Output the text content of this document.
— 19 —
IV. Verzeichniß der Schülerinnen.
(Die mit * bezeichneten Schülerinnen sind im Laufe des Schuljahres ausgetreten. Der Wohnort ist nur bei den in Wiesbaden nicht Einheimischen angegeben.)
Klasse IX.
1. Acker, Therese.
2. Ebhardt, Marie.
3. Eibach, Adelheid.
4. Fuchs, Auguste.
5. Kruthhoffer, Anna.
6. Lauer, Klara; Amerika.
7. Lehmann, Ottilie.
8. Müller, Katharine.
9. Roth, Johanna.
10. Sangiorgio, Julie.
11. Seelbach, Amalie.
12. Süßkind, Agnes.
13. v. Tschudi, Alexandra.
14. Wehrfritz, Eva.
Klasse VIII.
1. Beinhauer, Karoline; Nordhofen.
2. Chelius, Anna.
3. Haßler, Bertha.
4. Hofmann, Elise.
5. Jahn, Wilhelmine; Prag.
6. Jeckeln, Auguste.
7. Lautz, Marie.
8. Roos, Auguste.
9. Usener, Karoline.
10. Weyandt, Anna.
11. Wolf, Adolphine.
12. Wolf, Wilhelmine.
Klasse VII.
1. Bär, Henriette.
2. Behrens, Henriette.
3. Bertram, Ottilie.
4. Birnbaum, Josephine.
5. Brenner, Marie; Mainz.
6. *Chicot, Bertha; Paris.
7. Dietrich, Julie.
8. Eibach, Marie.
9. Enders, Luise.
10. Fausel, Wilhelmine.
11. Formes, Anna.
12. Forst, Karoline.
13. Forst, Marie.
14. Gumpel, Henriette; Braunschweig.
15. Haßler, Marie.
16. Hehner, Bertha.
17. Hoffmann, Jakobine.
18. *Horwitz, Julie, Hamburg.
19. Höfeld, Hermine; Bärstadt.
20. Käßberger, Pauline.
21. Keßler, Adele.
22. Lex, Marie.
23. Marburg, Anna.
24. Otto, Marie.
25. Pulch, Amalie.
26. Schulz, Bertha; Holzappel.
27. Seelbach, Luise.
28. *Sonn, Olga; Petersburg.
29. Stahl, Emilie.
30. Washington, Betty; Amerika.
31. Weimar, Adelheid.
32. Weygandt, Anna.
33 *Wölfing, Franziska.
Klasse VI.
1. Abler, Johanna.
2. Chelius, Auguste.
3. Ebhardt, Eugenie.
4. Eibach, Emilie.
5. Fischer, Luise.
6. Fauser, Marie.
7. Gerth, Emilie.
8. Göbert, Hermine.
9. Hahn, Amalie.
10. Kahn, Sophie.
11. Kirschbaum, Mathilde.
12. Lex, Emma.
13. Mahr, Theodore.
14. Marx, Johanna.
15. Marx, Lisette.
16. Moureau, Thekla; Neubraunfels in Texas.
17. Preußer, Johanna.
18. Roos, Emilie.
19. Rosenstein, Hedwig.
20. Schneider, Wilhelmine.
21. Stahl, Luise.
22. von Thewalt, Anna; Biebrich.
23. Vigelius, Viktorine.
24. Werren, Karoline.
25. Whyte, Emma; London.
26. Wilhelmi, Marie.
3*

※ ※ ※

What is needed here is an exact reproduction of all the entries.

## RESULT
Output the text content of this document.
— 19 —
IV. Verzeichniß der Schülerinnen.
(Die mit * bezeichneten Schülerinnen sind im Laufe des Schuljahres ausgetreten. Der Wohnort ist nur bei den in Wiesbaden nicht Einheimischen angegeben.)
Klasse IX.
1. Acker, Therese.
2. Ebhardt, Marie.
3. Eibach, Adelheid.
4. Fuchs, Auguste.
5. Kruthhoffer, Anna.
6. Lauer, Klara; Amerika.
7. Lehmann, Ottilie.
8. Müller, Katharine.
9. Roth, Johanna.
10. Sangiorgio, Julie.
11. Seelbach, Amalie.
12. Süßkind, Agnes.
13. v. Tschudi, Alexandra.
14. Wehrfritz, Eva.
Klasse VIII.
1. Beinhauer, Karoline; Nordhofen.
2. Chelius, Anna.
3. Haßler, Bertha.
4. Hofmann, Elise.
5. Jahn, Wilhelmine; Prag.
6. Jeckeln, Auguste.
7. Lautz, Marie.
8. Roos, Auguste.
9. Usener, Karoline.
10. Weyandt, Anna.
11. Wolf, Adolphine.
12. Wolf, Wilhelmine.
Klasse VII.
1. Bär, Henriette.
2. Behrens, Henriette.
3. Bertram, Ottilie.
4. Birnbaum, Josephine.
5. Brenner, Marie; Mainz.
6. *Chicot, Bertha; Paris.
7. Dietrich, Julie.
8. Eibach, Marie.
9. Enders, Luise.
10. Fausel, Wilhelmine.
11. Formes, Anna.
12. Forst, Karoline.
13. Forst, Marie.
14. Gumpel, Henriette; Braunschweig.
15. Haßler, Marie.
16. Hehner, Bertha.
17. Hoffmann, Jakobine.
18. *Horwitz, Julie, Hamburg.
19. Höfeld, Hermine; Bärstadt.
20. Käßberger, Pauline.
21. Keßler, Adele.
22. Lex, Marie.
23. Marburg, Anna.
24. Otto, Marie.
25. Pulch, Amalie.
26. Schulz, Bertha; Holzappel.
27. Seelbach, Luise.
28. *Sonn, Olga; Petersburg.
29. Stahl, Emilie.
30. Washington, Betty; Amerika.
31. Weimar, Adelheid.
32. Weygandt, Anna.
33 *Wölfing, Franziska.
Klasse VI.
1. Abler, Johanna.
2. Chelius, Auguste.
3. Ebhardt, Eugenie.
4. Eibach, Emilie.
5. Fischer, Luise.
6. Fauser, Marie.
7. Gerth, Emilie.
8. Göbert, Hermine.
9. Hahn, Amalie.
10. Kahn, Sophie.
11. Kirschbaum, Mathilde.
12. Lex, Emma.
13. Mahr, Theodore.
14. Marx, Johanna.
15. Marx, Lisette.
16. Moureau, Thekla; Neubraunfels in Texas.
17. Preußer, Johanna.
18. Roos, Emilie.
19. Rosenstein, Hedwig.
20. Schneider, Wilhelmine.
21. Stahl, Luise.
22. von Thewalt, Anna; Biebrich.
23. Vigelius, Viktorine.
24. Werren, Karoline.
25. Whyte, Emma; London.
26. Wilhelmi, Marie.
3*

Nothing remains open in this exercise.